Dataset listings of figures
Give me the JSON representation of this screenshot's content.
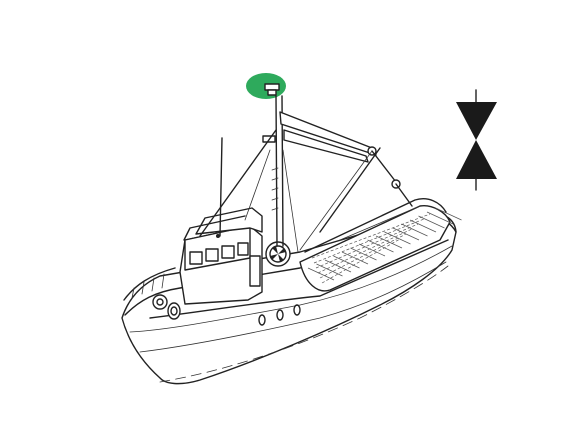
{
  "figure": {
    "subject": "fishing-vessel-trawling-signal",
    "colors": {
      "masthead_light": "#2eaa5c",
      "line": "#222222",
      "shape_fill": "#1a1a1a",
      "background": "#ffffff"
    },
    "signal_shape": "two-cones-points-together",
    "masthead_light_color_name": "green"
  }
}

→ Exercise requirements: Repeat the entries exactly and keep the pictures out of the copy.

→ Answer for this exercise:
Give me the JSON representation of this screenshot's content.
{
  "figure": {
    "subject": "fishing-vessel-trawling-signal",
    "colors": {
      "masthead_light": "#2eaa5c",
      "line": "#222222",
      "shape_fill": "#1a1a1a",
      "background": "#ffffff"
    },
    "signal_shape": "two-cones-points-together",
    "masthead_light_color_name": "green"
  }
}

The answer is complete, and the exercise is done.